Saved data entries:
□ □ □ □ □

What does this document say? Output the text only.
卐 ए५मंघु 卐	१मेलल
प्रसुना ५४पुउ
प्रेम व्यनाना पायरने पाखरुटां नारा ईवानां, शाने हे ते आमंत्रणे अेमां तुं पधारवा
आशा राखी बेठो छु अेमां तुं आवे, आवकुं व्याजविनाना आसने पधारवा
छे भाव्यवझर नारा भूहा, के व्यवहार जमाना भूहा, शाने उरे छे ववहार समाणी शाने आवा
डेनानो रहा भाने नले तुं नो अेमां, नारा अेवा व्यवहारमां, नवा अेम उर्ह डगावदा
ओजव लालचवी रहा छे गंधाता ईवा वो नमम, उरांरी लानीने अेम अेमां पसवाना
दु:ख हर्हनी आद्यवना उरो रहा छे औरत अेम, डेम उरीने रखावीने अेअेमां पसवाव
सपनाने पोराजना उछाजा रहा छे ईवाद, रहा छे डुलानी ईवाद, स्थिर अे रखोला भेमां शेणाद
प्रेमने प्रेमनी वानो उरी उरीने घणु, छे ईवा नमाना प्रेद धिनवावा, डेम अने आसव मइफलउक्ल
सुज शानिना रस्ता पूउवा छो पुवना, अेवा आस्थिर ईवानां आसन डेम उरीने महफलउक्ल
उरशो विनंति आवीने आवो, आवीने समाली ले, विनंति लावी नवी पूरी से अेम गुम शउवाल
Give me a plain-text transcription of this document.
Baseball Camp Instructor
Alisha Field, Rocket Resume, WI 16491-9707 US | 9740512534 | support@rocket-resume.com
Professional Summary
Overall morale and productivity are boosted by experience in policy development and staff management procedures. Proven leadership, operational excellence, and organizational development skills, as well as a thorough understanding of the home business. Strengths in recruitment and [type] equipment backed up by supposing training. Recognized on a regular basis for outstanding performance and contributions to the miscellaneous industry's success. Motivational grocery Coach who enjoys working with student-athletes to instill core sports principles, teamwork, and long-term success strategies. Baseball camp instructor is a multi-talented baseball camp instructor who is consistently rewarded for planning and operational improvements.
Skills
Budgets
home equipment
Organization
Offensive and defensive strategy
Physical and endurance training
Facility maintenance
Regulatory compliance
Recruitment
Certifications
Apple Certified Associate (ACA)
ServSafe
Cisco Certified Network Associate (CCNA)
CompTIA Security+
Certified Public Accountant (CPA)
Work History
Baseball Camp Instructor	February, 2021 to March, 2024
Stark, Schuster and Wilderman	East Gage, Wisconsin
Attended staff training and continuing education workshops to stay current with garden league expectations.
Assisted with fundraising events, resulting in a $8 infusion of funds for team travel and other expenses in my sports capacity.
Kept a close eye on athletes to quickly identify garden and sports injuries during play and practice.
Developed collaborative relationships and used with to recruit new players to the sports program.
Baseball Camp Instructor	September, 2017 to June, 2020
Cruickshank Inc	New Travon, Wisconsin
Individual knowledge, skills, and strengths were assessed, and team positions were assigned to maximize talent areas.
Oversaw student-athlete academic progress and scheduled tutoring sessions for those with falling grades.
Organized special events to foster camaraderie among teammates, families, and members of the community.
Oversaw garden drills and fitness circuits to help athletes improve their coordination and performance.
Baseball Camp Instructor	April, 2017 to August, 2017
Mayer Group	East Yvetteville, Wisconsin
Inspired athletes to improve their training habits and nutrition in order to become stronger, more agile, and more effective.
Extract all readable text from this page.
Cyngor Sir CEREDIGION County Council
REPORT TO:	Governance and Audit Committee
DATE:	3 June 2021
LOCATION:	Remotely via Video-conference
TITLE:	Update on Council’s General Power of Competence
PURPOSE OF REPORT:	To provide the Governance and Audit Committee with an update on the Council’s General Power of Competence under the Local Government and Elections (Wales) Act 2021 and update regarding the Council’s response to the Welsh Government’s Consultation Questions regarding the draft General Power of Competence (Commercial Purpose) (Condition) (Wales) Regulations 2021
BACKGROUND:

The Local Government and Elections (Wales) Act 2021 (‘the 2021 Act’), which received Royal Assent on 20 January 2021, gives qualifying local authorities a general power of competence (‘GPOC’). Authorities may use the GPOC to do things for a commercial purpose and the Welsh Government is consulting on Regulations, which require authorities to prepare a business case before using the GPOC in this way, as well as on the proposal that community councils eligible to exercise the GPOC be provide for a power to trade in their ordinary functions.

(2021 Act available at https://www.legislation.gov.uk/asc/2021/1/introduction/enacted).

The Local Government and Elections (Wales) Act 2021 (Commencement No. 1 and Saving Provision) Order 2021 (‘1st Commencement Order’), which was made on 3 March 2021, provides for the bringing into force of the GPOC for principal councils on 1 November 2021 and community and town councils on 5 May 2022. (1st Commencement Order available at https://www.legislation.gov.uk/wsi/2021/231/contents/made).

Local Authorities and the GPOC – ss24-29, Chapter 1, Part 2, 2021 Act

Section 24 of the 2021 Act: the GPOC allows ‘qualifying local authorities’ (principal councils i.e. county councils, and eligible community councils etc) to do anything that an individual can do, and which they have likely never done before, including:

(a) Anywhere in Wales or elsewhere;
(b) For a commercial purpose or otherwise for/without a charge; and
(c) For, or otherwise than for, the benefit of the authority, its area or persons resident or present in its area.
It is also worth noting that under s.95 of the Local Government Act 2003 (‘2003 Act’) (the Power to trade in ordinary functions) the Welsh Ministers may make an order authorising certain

□ □ □ □ □

Your task is to reproduce all of the records exactly.

What does this document say? Output the text only.
卐 ए५मंघु 卐	१मेलल
प्रसुना ५४पुउ
प्रेम व्यनाना पायरने पाखरुटां नारा ईवानां, शाने हे ते आमंत्रणे अेमां तुं पधारवा
आशा राखी बेठो छु अेमां तुं आवे, आवकुं व्याजविनाना आसने पधारवा
छे भाव्यवझर नारा भूहा, के व्यवहार जमाना भूहा, शाने उरे छे ववहार समाणी शाने आवा
डेनानो रहा भाने नले तुं नो अेमां, नारा अेवा व्यवहारमां, नवा अेम उर्ह डगावदा
ओजव लालचवी रहा छे गंधाता ईवा वो नमम, उरांरी लानीने अेम अेमां पसवाना
दु:ख हर्हनी आद्यवना उरो रहा छे औरत अेम, डेम उरीने रखावीने अेअेमां पसवाव
सपनाने पोराजना उछाजा रहा छे ईवाद, रहा छे डुलानी ईवाद, स्थिर अे रखोला भेमां शेणाद
प्रेमने प्रेमनी वानो उरी उरीने घणु, छे ईवा नमाना प्रेद धिनवावा, डेम अने आसव मइफलउक्ल
सुज शानिना रस्ता पूउवा छो पुवना, अेवा आस्थिर ईवानां आसन डेम उरीने महफलउक्ल
उरशो विनंति आवीने आवो, आवीने समाली ले, विनंति लावी नवी पूरी से अेम गुम शउवाल
Give me a plain-text transcription of this document.
Baseball Camp Instructor
Alisha Field, Rocket Resume, WI 16491-9707 US | 9740512534 | support@rocket-resume.com
Professional Summary
Overall morale and productivity are boosted by experience in policy development and staff management procedures. Proven leadership, operational excellence, and organizational development skills, as well as a thorough understanding of the home business. Strengths in recruitment and [type] equipment backed up by supposing training. Recognized on a regular basis for outstanding performance and contributions to the miscellaneous industry's success. Motivational grocery Coach who enjoys working with student-athletes to instill core sports principles, teamwork, and long-term success strategies. Baseball camp instructor is a multi-talented baseball camp instructor who is consistently rewarded for planning and operational improvements.
Skills
Budgets
home equipment
Organization
Offensive and defensive strategy
Physical and endurance training
Facility maintenance
Regulatory compliance
Recruitment
Certifications
Apple Certified Associate (ACA)
ServSafe
Cisco Certified Network Associate (CCNA)
CompTIA Security+
Certified Public Accountant (CPA)
Work History
Baseball Camp Instructor	February, 2021 to March, 2024
Stark, Schuster and Wilderman	East Gage, Wisconsin
Attended staff training and continuing education workshops to stay current with garden league expectations.
Assisted with fundraising events, resulting in a $8 infusion of funds for team travel and other expenses in my sports capacity.
Kept a close eye on athletes to quickly identify garden and sports injuries during play and practice.
Developed collaborative relationships and used with to recruit new players to the sports program.
Baseball Camp Instructor	September, 2017 to June, 2020
Cruickshank Inc	New Travon, Wisconsin
Individual knowledge, skills, and strengths were assessed, and team positions were assigned to maximize talent areas.
Oversaw student-athlete academic progress and scheduled tutoring sessions for those with falling grades.
Organized special events to foster camaraderie among teammates, families, and members of the community.
Oversaw garden drills and fitness circuits to help athletes improve their coordination and performance.
Baseball Camp Instructor	April, 2017 to August, 2017
Mayer Group	East Yvetteville, Wisconsin
Inspired athletes to improve their training habits and nutrition in order to become stronger, more agile, and more effective.
Extract all readable text from this page.
Cyngor Sir CEREDIGION County Council
REPORT TO:	Governance and Audit Committee
DATE:	3 June 2021
LOCATION:	Remotely via Video-conference
TITLE:	Update on Council’s General Power of Competence
PURPOSE OF REPORT:	To provide the Governance and Audit Committee with an update on the Council’s General Power of Competence under the Local Government and Elections (Wales) Act 2021 and update regarding the Council’s response to the Welsh Government’s Consultation Questions regarding the draft General Power of Competence (Commercial Purpose) (Condition) (Wales) Regulations 2021
BACKGROUND:

The Local Government and Elections (Wales) Act 2021 (‘the 2021 Act’), which received Royal Assent on 20 January 2021, gives qualifying local authorities a general power of competence (‘GPOC’). Authorities may use the GPOC to do things for a commercial purpose and the Welsh Government is consulting on Regulations, which require authorities to prepare a business case before using the GPOC in this way, as well as on the proposal that community councils eligible to exercise the GPOC be provide for a power to trade in their ordinary functions.

(2021 Act available at https://www.legislation.gov.uk/asc/2021/1/introduction/enacted).

The Local Government and Elections (Wales) Act 2021 (Commencement No. 1 and Saving Provision) Order 2021 (‘1st Commencement Order’), which was made on 3 March 2021, provides for the bringing into force of the GPOC for principal councils on 1 November 2021 and community and town councils on 5 May 2022. (1st Commencement Order available at https://www.legislation.gov.uk/wsi/2021/231/contents/made).

Local Authorities and the GPOC – ss24-29, Chapter 1, Part 2, 2021 Act

Section 24 of the 2021 Act: the GPOC allows ‘qualifying local authorities’ (principal councils i.e. county councils, and eligible community councils etc) to do anything that an individual can do, and which they have likely never done before, including:

(a) Anywhere in Wales or elsewhere;
(b) For a commercial purpose or otherwise for/without a charge; and
(c) For, or otherwise than for, the benefit of the authority, its area or persons resident or present in its area.
It is also worth noting that under s.95 of the Local Government Act 2003 (‘2003 Act’) (the Power to trade in ordinary functions) the Welsh Ministers may make an order authorising certain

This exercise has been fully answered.